§ What you will do
Format all of the data below as a numbered list with one entry per line, skipping any blank lines. Leave the pictures out of your answer.
*** Data records
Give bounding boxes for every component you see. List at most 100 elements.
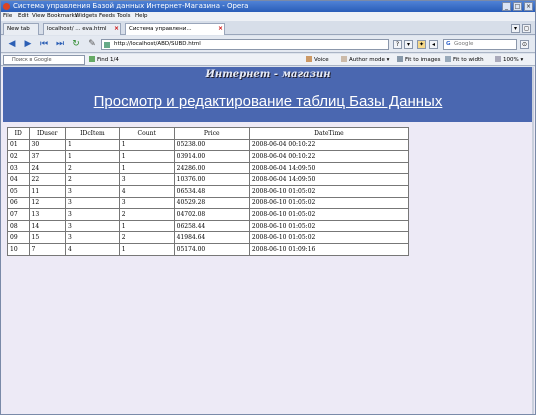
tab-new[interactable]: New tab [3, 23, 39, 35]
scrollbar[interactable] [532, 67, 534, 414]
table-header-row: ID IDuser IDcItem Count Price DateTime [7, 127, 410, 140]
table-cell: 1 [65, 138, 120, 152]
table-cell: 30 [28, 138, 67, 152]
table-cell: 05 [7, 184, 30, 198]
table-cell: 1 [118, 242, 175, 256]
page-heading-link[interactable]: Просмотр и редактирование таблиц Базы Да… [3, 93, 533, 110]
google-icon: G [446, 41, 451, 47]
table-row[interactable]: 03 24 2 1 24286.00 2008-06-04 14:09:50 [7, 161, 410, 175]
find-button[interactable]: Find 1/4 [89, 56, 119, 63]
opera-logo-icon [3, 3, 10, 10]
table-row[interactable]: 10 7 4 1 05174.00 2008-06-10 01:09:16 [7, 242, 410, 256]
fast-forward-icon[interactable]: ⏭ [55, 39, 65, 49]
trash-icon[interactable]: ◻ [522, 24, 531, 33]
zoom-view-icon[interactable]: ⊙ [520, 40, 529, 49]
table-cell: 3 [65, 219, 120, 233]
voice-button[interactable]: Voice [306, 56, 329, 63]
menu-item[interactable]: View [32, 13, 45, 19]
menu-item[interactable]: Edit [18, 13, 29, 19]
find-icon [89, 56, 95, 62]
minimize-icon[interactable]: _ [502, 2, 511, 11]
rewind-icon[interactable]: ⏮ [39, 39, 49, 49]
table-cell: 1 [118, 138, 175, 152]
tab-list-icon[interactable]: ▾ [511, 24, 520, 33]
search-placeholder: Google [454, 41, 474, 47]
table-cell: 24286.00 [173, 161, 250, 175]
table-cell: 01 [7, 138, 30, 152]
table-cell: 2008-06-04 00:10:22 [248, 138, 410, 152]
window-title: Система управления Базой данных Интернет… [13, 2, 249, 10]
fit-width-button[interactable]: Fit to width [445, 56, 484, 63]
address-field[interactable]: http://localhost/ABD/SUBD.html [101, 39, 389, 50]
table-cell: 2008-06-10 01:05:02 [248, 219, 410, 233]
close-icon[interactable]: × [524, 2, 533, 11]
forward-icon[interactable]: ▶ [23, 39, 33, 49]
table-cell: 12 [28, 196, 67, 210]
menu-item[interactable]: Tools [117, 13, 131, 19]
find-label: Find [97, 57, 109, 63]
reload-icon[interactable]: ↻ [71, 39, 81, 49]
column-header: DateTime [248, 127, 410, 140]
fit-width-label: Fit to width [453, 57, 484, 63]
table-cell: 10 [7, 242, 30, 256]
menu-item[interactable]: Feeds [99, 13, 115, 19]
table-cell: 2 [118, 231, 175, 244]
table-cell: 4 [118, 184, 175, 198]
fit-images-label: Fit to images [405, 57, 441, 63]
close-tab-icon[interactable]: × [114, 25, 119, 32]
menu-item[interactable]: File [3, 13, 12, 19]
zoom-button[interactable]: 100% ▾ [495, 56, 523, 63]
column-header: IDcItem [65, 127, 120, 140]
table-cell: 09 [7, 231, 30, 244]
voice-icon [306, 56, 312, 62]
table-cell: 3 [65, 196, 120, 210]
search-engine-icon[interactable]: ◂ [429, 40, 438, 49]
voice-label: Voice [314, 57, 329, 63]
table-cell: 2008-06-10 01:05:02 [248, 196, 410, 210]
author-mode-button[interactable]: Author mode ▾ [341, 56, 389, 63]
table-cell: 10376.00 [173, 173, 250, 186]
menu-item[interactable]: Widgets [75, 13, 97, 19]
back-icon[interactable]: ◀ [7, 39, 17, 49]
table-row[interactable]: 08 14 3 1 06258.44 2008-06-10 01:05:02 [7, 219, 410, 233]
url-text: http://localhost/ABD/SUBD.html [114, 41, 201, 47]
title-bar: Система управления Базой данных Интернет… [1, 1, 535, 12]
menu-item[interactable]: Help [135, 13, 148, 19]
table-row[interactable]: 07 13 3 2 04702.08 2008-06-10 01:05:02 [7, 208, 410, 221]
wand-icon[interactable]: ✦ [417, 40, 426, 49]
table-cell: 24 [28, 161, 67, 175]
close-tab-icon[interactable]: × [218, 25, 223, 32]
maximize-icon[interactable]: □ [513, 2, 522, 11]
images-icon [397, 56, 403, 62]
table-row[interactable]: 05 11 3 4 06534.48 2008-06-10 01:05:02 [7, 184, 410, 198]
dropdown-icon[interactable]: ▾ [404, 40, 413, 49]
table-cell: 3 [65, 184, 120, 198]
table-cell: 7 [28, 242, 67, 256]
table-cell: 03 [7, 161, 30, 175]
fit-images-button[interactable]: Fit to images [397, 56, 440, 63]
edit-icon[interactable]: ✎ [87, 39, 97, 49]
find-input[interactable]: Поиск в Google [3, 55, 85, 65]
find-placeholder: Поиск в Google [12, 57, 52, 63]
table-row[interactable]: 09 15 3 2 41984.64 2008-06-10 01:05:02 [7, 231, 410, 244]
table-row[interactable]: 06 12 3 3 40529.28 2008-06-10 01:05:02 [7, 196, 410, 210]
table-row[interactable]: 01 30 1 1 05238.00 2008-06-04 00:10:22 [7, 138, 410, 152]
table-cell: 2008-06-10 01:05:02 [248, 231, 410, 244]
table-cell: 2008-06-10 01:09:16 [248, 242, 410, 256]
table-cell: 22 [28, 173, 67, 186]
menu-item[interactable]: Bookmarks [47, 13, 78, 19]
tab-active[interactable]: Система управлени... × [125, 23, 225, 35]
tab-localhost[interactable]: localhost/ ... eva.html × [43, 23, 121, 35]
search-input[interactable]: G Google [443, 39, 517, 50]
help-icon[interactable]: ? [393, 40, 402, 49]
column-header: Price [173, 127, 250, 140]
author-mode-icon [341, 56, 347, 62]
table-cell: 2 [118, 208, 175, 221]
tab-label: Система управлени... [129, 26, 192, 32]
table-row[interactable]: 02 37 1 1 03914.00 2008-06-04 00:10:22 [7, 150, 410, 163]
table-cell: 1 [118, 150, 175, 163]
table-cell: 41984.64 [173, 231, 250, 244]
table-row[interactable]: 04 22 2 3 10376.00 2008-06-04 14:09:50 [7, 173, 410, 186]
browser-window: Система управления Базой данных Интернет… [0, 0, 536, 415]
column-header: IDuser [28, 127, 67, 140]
******
§ Task output
1. Give bounding boxes for every component you see. List at most 100 elements.
2. tab-new[interactable]: New tab [3, 23, 39, 35]
3. scrollbar[interactable] [532, 67, 534, 414]
4. table-header-row: ID IDuser IDcItem Count Price DateTime [7, 127, 410, 140]
5. table-cell: 1 [65, 138, 120, 152]
6. table-cell: 30 [28, 138, 67, 152]
7. table-cell: 05 [7, 184, 30, 198]
8. table-cell: 1 [118, 242, 175, 256]
9. page-heading-link[interactable]: Просмотр и редактирование таблиц Базы Да… [3, 93, 533, 110]
10. google-icon: G [446, 41, 451, 47]
11. table-row[interactable]: 03 24 2 1 24286.00 2008-06-04 14:09:50 [7, 161, 410, 175]
12. find-button[interactable]: Find 1/4 [89, 56, 119, 63]
13. opera-logo-icon [3, 3, 10, 10]
14. table-row[interactable]: 10 7 4 1 05174.00 2008-06-10 01:09:16 [7, 242, 410, 256]
15. fast-forward-icon[interactable]: ⏭ [55, 39, 65, 49]
16. trash-icon[interactable]: ◻ [522, 24, 531, 33]
17. zoom-view-icon[interactable]: ⊙ [520, 40, 529, 49]
18. table-cell: 3 [65, 219, 120, 233]
19. voice-button[interactable]: Voice [306, 56, 329, 63]
20. menu-item[interactable]: View [32, 13, 45, 19]
21. menu-item[interactable]: Edit [18, 13, 29, 19]
22. find-icon [89, 56, 95, 62]
23. minimize-icon[interactable]: _ [502, 2, 511, 11]
24. rewind-icon[interactable]: ⏮ [39, 39, 49, 49]
25. table-cell: 1 [118, 138, 175, 152]
26. tab-list-icon[interactable]: ▾ [511, 24, 520, 33]
27. search-placeholder: Google [454, 41, 474, 47]
28. table-cell: 24286.00 [173, 161, 250, 175]
29. table-cell: 01 [7, 138, 30, 152]
30. table-cell: 2008-06-04 00:10:22 [248, 138, 410, 152]
31. window-title: Система управления Базой данных Интернет… [13, 2, 249, 10]
32. fit-width-button[interactable]: Fit to width [445, 56, 484, 63]
33. address-field[interactable]: http://localhost/ABD/SUBD.html [101, 39, 389, 50]
34. table-cell: 2008-06-10 01:05:02 [248, 219, 410, 233]
35. close-icon[interactable]: × [524, 2, 533, 11]
36. forward-icon[interactable]: ▶ [23, 39, 33, 49]
37. table-cell: 12 [28, 196, 67, 210]
38. menu-item[interactable]: Tools [117, 13, 131, 19]
39. find-label: Find [97, 57, 109, 63]
40. reload-icon[interactable]: ↻ [71, 39, 81, 49]
41. column-header: DateTime [248, 127, 410, 140]
42. fit-width-label: Fit to width [453, 57, 484, 63]
43. table-cell: 10 [7, 242, 30, 256]
44. menu-item[interactable]: Feeds [99, 13, 115, 19]
45. table-cell: 2 [118, 231, 175, 244]
46. table-cell: 4 [118, 184, 175, 198]
47. fit-images-label: Fit to images [405, 57, 441, 63]
48. close-tab-icon[interactable]: × [114, 25, 119, 32]
49. menu-item[interactable]: File [3, 13, 12, 19]
50. zoom-button[interactable]: 100% ▾ [495, 56, 523, 63]
51. column-header: IDcItem [65, 127, 120, 140]
52. table-cell: 09 [7, 231, 30, 244]
53. voice-icon [306, 56, 312, 62]
54. table-cell: 3 [65, 196, 120, 210]
55. search-engine-icon[interactable]: ◂ [429, 40, 438, 49]
56. voice-label: Voice [314, 57, 329, 63]
57. table-cell: 2008-06-10 01:05:02 [248, 196, 410, 210]
58. author-mode-button[interactable]: Author mode ▾ [341, 56, 389, 63]
59. table-cell: 10376.00 [173, 173, 250, 186]
60. menu-item[interactable]: Widgets [75, 13, 97, 19]
61. back-icon[interactable]: ◀ [7, 39, 17, 49]
62. table-row[interactable]: 08 14 3 1 06258.44 2008-06-10 01:05:02 [7, 219, 410, 233]
63. url-text: http://localhost/ABD/SUBD.html [114, 41, 201, 47]
64. title-bar: Система управления Базой данных Интернет… [1, 1, 535, 12]
65. menu-item[interactable]: Help [135, 13, 148, 19]
66. table-row[interactable]: 07 13 3 2 04702.08 2008-06-10 01:05:02 [7, 208, 410, 221]
67. wand-icon[interactable]: ✦ [417, 40, 426, 49]
68. table-cell: 24 [28, 161, 67, 175]
69. close-tab-icon[interactable]: × [218, 25, 223, 32]
70. maximize-icon[interactable]: □ [513, 2, 522, 11]
71. images-icon [397, 56, 403, 62]
72. table-row[interactable]: 05 11 3 4 06534.48 2008-06-10 01:05:02 [7, 184, 410, 198]
73. dropdown-icon[interactable]: ▾ [404, 40, 413, 49]
74. table-cell: 3 [65, 184, 120, 198]
75. table-cell: 7 [28, 242, 67, 256]
76. table-cell: 03 [7, 161, 30, 175]
77. fit-images-button[interactable]: Fit to images [397, 56, 440, 63]
78. edit-icon[interactable]: ✎ [87, 39, 97, 49]
79. find-input[interactable]: Поиск в Google [3, 55, 85, 65]
80. find-placeholder: Поиск в Google [12, 57, 52, 63]
81. table-row[interactable]: 09 15 3 2 41984.64 2008-06-10 01:05:02 [7, 231, 410, 244]
82. table-row[interactable]: 06 12 3 3 40529.28 2008-06-10 01:05:02 [7, 196, 410, 210]
83. table-row[interactable]: 01 30 1 1 05238.00 2008-06-04 00:10:22 [7, 138, 410, 152]
84. table-cell: 2008-06-10 01:05:02 [248, 231, 410, 244]
85. table-cell: 2008-06-10 01:09:16 [248, 242, 410, 256]
86. table-cell: 22 [28, 173, 67, 186]
87. menu-item[interactable]: Bookmarks [47, 13, 78, 19]
88. tab-active[interactable]: Система управлени... × [125, 23, 225, 35]
89. tab-localhost[interactable]: localhost/ ... eva.html × [43, 23, 121, 35]
90. search-input[interactable]: G Google [443, 39, 517, 50]
91. help-icon[interactable]: ? [393, 40, 402, 49]
92. column-header: Price [173, 127, 250, 140]
93. author-mode-icon [341, 56, 347, 62]
94. table-cell: 2 [118, 208, 175, 221]
95. tab-label: Система управлени... [129, 26, 192, 32]
96. table-row[interactable]: 02 37 1 1 03914.00 2008-06-04 00:10:22 [7, 150, 410, 163]
97. table-cell: 1 [118, 150, 175, 163]
98. table-cell: 41984.64 [173, 231, 250, 244]
99. table-row[interactable]: 04 22 2 3 10376.00 2008-06-04 14:09:50 [7, 173, 410, 186]
100. browser-window: Система управления Базой данных Интернет… [0, 0, 536, 415]
101. column-header: IDuser [28, 127, 67, 140]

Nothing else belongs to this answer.